[Stored items]
☆ ☆ ☆

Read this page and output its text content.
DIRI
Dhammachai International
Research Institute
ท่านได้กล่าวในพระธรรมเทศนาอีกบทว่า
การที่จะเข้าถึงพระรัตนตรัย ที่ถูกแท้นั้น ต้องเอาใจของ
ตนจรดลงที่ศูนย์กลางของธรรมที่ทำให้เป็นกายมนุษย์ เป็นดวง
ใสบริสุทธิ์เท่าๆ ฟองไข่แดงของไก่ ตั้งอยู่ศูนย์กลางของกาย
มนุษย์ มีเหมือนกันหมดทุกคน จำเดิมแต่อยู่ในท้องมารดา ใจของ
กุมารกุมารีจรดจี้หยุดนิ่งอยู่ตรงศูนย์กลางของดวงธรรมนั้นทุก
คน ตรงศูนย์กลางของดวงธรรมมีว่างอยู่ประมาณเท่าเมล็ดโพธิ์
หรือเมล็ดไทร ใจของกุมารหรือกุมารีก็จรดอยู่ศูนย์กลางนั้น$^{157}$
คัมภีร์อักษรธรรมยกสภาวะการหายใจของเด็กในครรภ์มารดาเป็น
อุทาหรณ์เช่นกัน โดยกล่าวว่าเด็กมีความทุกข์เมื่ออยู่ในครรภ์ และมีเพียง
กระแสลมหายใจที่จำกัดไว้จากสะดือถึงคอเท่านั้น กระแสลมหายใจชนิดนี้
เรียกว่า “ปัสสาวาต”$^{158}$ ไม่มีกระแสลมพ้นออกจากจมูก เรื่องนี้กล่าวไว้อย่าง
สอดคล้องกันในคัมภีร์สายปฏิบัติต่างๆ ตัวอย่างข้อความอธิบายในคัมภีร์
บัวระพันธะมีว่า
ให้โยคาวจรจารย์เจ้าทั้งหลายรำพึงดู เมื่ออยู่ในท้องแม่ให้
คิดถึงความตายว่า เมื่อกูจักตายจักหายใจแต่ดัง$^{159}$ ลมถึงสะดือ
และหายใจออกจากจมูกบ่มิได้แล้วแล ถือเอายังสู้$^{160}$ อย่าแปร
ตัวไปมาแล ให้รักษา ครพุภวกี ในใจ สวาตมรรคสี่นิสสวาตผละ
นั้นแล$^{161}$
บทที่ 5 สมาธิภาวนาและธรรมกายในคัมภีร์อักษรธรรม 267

☆ ☆ ☆

# [Problem to work on]
Extract each record, keeping it identical to the original.

# [Right answer]
Read this page and output its text content.
DIRI
Dhammachai International
Research Institute
ท่านได้กล่าวในพระธรรมเทศนาอีกบทว่า
การที่จะเข้าถึงพระรัตนตรัย ที่ถูกแท้นั้น ต้องเอาใจของ
ตนจรดลงที่ศูนย์กลางของธรรมที่ทำให้เป็นกายมนุษย์ เป็นดวง
ใสบริสุทธิ์เท่าๆ ฟองไข่แดงของไก่ ตั้งอยู่ศูนย์กลางของกาย
มนุษย์ มีเหมือนกันหมดทุกคน จำเดิมแต่อยู่ในท้องมารดา ใจของ
กุมารกุมารีจรดจี้หยุดนิ่งอยู่ตรงศูนย์กลางของดวงธรรมนั้นทุก
คน ตรงศูนย์กลางของดวงธรรมมีว่างอยู่ประมาณเท่าเมล็ดโพธิ์
หรือเมล็ดไทร ใจของกุมารหรือกุมารีก็จรดอยู่ศูนย์กลางนั้น$^{157}$
คัมภีร์อักษรธรรมยกสภาวะการหายใจของเด็กในครรภ์มารดาเป็น
อุทาหรณ์เช่นกัน โดยกล่าวว่าเด็กมีความทุกข์เมื่ออยู่ในครรภ์ และมีเพียง
กระแสลมหายใจที่จำกัดไว้จากสะดือถึงคอเท่านั้น กระแสลมหายใจชนิดนี้
เรียกว่า “ปัสสาวาต”$^{158}$ ไม่มีกระแสลมพ้นออกจากจมูก เรื่องนี้กล่าวไว้อย่าง
สอดคล้องกันในคัมภีร์สายปฏิบัติต่างๆ ตัวอย่างข้อความอธิบายในคัมภีร์
บัวระพันธะมีว่า
ให้โยคาวจรจารย์เจ้าทั้งหลายรำพึงดู เมื่ออยู่ในท้องแม่ให้
คิดถึงความตายว่า เมื่อกูจักตายจักหายใจแต่ดัง$^{159}$ ลมถึงสะดือ
และหายใจออกจากจมูกบ่มิได้แล้วแล ถือเอายังสู้$^{160}$ อย่าแปร
ตัวไปมาแล ให้รักษา ครพุภวกี ในใจ สวาตมรรคสี่นิสสวาตผละ
นั้นแล$^{161}$
บทที่ 5 สมาธิภาวนาและธรรมกายในคัมภีร์อักษรธรรม 267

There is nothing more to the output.